━━━ INPUT ROWS ━━━
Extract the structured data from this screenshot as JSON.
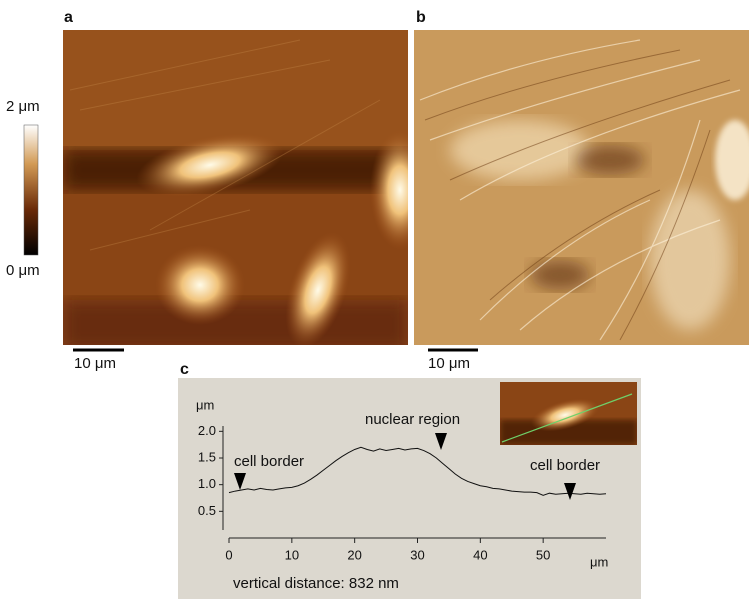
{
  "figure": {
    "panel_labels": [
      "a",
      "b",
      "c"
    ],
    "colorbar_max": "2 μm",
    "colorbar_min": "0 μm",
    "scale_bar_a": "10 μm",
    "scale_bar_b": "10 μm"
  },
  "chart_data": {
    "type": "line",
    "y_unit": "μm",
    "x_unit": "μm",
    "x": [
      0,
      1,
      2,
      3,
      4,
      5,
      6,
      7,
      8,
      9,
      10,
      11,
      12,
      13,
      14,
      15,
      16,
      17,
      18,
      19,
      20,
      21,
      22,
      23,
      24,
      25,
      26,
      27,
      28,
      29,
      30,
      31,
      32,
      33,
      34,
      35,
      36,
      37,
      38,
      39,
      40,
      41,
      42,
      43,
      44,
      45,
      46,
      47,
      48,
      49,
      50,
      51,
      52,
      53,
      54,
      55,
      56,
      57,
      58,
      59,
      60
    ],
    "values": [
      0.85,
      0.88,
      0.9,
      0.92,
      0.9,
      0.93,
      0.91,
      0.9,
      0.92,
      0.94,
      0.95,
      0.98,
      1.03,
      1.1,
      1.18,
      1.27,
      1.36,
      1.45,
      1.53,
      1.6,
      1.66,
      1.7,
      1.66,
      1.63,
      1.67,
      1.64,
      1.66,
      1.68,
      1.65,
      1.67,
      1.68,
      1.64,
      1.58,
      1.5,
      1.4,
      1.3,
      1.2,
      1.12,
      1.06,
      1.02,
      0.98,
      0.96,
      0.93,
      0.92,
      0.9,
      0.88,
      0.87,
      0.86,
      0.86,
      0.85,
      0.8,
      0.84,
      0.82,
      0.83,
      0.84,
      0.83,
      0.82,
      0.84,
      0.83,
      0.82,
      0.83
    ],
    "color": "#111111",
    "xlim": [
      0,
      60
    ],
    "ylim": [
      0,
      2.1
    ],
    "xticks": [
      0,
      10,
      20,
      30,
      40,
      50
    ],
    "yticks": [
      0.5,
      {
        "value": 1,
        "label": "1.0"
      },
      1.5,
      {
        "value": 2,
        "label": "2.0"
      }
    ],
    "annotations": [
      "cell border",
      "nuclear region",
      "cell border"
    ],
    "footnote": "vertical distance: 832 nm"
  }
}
━━━
OBJECTIVE: All of the lines above should be printed exactly, minus the pictures.

THE OUTPUT:
Extract the structured data from this screenshot as JSON.
{
  "figure": {
    "panel_labels": [
      "a",
      "b",
      "c"
    ],
    "colorbar_max": "2 μm",
    "colorbar_min": "0 μm",
    "scale_bar_a": "10 μm",
    "scale_bar_b": "10 μm"
  },
  "chart_data": {
    "type": "line",
    "y_unit": "μm",
    "x_unit": "μm",
    "x": [
      0,
      1,
      2,
      3,
      4,
      5,
      6,
      7,
      8,
      9,
      10,
      11,
      12,
      13,
      14,
      15,
      16,
      17,
      18,
      19,
      20,
      21,
      22,
      23,
      24,
      25,
      26,
      27,
      28,
      29,
      30,
      31,
      32,
      33,
      34,
      35,
      36,
      37,
      38,
      39,
      40,
      41,
      42,
      43,
      44,
      45,
      46,
      47,
      48,
      49,
      50,
      51,
      52,
      53,
      54,
      55,
      56,
      57,
      58,
      59,
      60
    ],
    "values": [
      0.85,
      0.88,
      0.9,
      0.92,
      0.9,
      0.93,
      0.91,
      0.9,
      0.92,
      0.94,
      0.95,
      0.98,
      1.03,
      1.1,
      1.18,
      1.27,
      1.36,
      1.45,
      1.53,
      1.6,
      1.66,
      1.7,
      1.66,
      1.63,
      1.67,
      1.64,
      1.66,
      1.68,
      1.65,
      1.67,
      1.68,
      1.64,
      1.58,
      1.5,
      1.4,
      1.3,
      1.2,
      1.12,
      1.06,
      1.02,
      0.98,
      0.96,
      0.93,
      0.92,
      0.9,
      0.88,
      0.87,
      0.86,
      0.86,
      0.85,
      0.8,
      0.84,
      0.82,
      0.83,
      0.84,
      0.83,
      0.82,
      0.84,
      0.83,
      0.82,
      0.83
    ],
    "color": "#111111",
    "xlim": [
      0,
      60
    ],
    "ylim": [
      0,
      2.1
    ],
    "xticks": [
      0,
      10,
      20,
      30,
      40,
      50
    ],
    "yticks": [
      0.5,
      {
        "value": 1,
        "label": "1.0"
      },
      1.5,
      {
        "value": 2,
        "label": "2.0"
      }
    ],
    "annotations": [
      "cell border",
      "nuclear region",
      "cell border"
    ],
    "footnote": "vertical distance: 832 nm"
  }
}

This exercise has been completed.